Report every line in the listing that contains the string "created".

○ ○ ○ ○

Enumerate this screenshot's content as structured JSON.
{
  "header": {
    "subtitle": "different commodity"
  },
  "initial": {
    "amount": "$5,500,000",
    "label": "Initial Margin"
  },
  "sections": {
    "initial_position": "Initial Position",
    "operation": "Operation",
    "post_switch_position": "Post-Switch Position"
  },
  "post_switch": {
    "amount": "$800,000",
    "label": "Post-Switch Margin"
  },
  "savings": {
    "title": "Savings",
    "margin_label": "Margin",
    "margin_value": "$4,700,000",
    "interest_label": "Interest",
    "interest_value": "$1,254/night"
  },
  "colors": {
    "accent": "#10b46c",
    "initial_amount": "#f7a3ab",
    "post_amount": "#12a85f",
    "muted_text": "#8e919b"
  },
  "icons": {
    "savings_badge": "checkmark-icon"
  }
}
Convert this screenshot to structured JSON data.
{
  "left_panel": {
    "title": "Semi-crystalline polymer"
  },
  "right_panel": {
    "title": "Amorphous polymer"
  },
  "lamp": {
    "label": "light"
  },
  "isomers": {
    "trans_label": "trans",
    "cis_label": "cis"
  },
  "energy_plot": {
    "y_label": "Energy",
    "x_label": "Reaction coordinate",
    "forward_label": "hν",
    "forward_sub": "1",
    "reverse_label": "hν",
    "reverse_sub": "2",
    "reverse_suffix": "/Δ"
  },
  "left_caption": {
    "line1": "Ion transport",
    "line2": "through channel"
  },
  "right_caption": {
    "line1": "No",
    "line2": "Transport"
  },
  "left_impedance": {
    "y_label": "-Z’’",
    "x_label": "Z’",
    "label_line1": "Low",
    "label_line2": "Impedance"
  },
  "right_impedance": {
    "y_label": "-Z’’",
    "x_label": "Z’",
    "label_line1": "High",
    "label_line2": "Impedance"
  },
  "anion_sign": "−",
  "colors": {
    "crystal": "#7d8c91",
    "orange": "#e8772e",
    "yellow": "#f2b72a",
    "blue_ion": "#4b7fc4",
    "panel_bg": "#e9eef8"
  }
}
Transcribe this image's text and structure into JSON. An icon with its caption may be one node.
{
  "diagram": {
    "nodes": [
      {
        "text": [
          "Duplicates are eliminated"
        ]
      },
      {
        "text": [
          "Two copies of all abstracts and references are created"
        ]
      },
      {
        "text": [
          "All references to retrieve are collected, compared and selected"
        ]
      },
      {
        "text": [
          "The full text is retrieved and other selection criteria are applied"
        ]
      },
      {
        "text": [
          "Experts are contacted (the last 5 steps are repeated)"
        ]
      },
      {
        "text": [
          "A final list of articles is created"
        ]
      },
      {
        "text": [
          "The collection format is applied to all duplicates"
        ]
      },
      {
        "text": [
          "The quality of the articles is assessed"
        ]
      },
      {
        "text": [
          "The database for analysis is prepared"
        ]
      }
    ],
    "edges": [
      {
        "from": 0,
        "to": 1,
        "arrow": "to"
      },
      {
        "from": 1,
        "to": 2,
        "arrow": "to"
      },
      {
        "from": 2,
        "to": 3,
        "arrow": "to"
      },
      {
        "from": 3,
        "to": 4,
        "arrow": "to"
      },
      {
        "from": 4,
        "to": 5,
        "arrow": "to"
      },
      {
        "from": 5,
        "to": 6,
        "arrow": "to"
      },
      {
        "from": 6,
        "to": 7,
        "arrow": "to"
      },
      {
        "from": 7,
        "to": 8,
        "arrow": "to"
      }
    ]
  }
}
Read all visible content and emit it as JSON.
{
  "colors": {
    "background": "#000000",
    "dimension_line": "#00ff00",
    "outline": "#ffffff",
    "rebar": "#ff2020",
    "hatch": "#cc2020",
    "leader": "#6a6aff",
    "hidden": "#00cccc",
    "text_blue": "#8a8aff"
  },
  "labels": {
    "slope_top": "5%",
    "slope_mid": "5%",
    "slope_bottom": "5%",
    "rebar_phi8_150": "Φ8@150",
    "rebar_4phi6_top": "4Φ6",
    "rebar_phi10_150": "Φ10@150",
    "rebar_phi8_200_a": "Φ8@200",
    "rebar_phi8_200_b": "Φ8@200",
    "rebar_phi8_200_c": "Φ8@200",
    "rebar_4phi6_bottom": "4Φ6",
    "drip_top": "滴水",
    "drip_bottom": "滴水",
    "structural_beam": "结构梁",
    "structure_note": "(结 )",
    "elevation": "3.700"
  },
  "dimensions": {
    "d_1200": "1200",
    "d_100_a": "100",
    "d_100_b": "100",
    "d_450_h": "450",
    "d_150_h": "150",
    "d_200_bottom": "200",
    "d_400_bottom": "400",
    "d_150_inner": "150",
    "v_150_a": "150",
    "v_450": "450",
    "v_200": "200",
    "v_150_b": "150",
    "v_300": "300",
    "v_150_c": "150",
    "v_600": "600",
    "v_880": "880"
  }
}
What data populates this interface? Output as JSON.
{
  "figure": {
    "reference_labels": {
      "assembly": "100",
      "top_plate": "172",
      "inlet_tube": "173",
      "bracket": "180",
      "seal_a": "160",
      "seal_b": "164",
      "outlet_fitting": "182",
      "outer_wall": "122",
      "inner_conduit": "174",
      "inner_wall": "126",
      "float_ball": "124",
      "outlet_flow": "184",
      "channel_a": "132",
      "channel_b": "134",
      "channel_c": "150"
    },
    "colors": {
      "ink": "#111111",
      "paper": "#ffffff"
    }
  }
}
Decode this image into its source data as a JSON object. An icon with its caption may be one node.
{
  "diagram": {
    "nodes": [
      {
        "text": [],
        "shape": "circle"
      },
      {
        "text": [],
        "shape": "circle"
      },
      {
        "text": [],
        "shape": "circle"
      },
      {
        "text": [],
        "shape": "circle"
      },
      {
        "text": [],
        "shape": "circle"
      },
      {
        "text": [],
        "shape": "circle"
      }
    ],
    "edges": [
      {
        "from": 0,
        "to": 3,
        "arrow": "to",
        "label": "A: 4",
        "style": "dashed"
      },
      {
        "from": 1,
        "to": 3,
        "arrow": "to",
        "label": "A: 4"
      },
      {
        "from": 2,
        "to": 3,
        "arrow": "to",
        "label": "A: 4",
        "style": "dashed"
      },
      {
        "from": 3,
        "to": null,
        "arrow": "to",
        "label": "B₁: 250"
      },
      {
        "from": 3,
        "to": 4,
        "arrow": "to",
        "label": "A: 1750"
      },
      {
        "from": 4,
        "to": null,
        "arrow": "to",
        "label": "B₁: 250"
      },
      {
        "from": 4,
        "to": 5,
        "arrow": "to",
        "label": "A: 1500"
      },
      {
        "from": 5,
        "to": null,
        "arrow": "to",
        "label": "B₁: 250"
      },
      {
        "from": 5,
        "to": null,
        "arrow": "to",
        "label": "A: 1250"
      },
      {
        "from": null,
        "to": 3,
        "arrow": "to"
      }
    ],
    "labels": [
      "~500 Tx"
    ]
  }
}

○ ○ ○ ○

**COMPLETED EXERCISE:**
          "Two copies of all abstracts and references are created"
          "A final list of articles is created"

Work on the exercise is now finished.